* _The problem_
Each line containing the word "fulfilled" needs to be copied.

^^^^

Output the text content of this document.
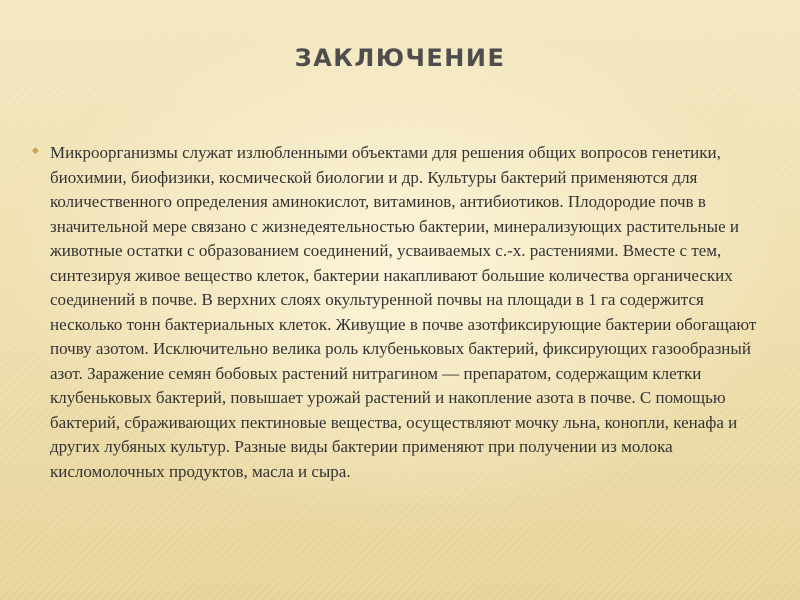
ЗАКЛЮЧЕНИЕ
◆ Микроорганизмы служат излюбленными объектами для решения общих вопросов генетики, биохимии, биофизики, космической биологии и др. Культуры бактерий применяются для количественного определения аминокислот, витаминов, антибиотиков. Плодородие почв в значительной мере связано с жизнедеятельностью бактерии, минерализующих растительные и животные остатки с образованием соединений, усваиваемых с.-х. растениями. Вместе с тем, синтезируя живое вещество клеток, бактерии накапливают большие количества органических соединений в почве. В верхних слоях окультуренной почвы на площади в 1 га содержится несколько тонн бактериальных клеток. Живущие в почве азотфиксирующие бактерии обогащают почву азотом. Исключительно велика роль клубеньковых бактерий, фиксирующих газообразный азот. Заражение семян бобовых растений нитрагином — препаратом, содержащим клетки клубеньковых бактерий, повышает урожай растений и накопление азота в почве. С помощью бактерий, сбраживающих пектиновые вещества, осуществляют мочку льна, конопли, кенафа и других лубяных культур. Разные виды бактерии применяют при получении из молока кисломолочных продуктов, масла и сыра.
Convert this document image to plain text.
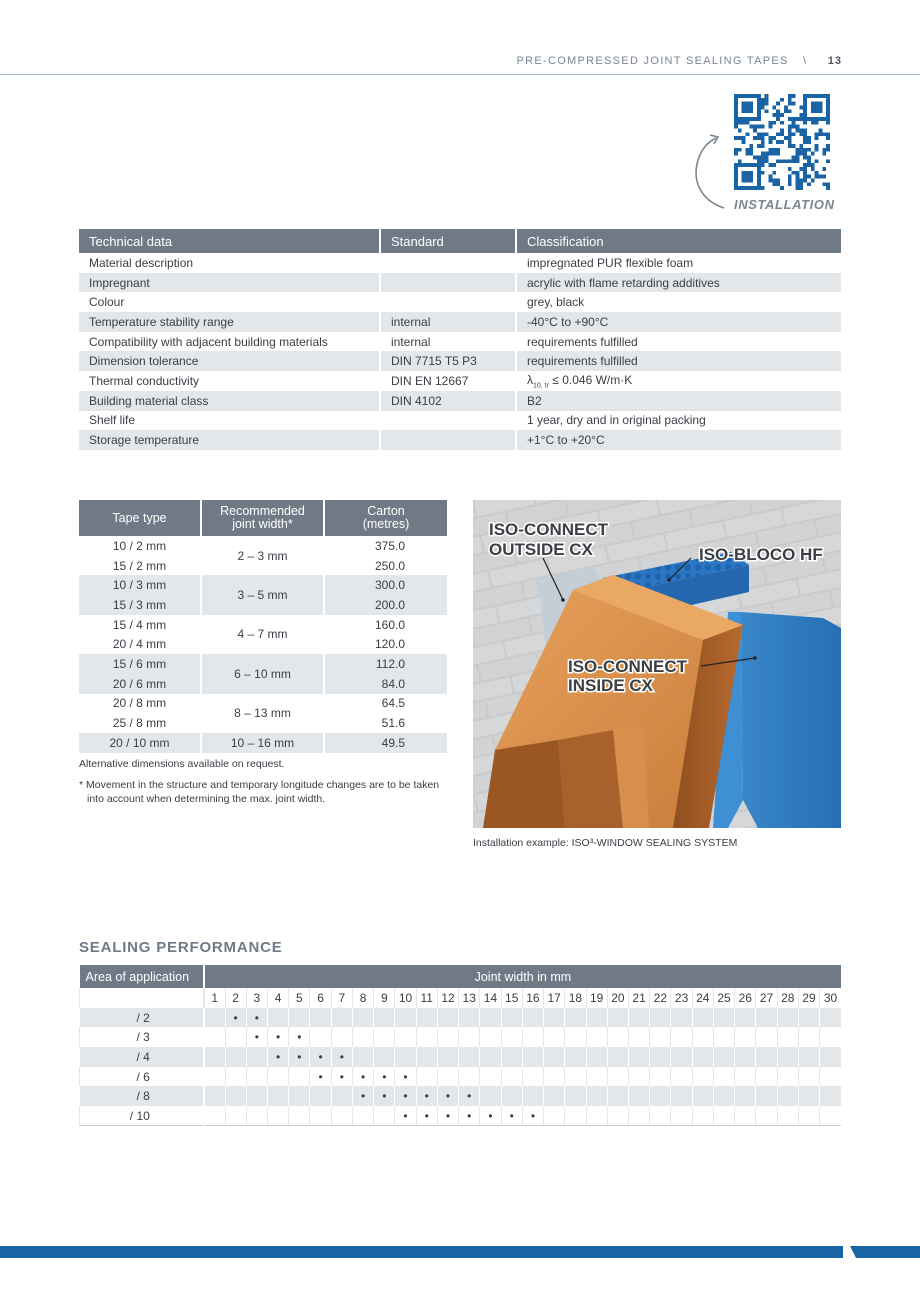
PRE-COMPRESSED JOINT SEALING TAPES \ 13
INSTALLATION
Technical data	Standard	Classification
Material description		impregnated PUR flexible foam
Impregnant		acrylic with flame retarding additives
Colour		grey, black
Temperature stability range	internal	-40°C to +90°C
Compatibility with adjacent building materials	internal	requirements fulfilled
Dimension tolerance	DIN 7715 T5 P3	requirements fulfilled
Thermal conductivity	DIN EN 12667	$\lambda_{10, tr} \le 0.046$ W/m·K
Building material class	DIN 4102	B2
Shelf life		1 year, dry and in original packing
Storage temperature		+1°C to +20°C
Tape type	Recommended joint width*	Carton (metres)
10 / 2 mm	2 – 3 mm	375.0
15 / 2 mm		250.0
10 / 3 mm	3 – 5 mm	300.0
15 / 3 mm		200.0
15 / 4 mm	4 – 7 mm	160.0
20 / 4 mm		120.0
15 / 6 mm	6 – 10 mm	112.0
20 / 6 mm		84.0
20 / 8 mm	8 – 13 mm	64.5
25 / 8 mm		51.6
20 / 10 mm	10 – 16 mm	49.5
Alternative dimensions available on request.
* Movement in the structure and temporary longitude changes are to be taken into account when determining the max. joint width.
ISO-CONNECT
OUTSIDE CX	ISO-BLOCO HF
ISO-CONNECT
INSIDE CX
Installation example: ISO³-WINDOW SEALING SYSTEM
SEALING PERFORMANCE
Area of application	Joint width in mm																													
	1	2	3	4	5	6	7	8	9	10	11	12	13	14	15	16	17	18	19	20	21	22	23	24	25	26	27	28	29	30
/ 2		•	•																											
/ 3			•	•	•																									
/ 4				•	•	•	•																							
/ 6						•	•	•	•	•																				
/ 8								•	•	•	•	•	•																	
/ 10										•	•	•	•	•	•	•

^^^^

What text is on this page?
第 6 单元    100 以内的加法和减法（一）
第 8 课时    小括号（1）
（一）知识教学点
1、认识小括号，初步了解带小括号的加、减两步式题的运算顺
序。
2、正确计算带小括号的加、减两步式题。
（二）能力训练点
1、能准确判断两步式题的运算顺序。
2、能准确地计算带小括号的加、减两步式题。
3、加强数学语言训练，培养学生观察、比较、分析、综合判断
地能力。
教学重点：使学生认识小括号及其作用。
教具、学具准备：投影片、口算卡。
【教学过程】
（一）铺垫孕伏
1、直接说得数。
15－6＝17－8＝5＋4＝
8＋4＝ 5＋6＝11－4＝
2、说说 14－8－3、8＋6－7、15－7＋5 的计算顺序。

^^^^

* _Correct result_
Compatibility with adjacent building materials	internal	requirements fulfilled
Dimension tolerance	DIN 7715 T5 P3	requirements fulfilled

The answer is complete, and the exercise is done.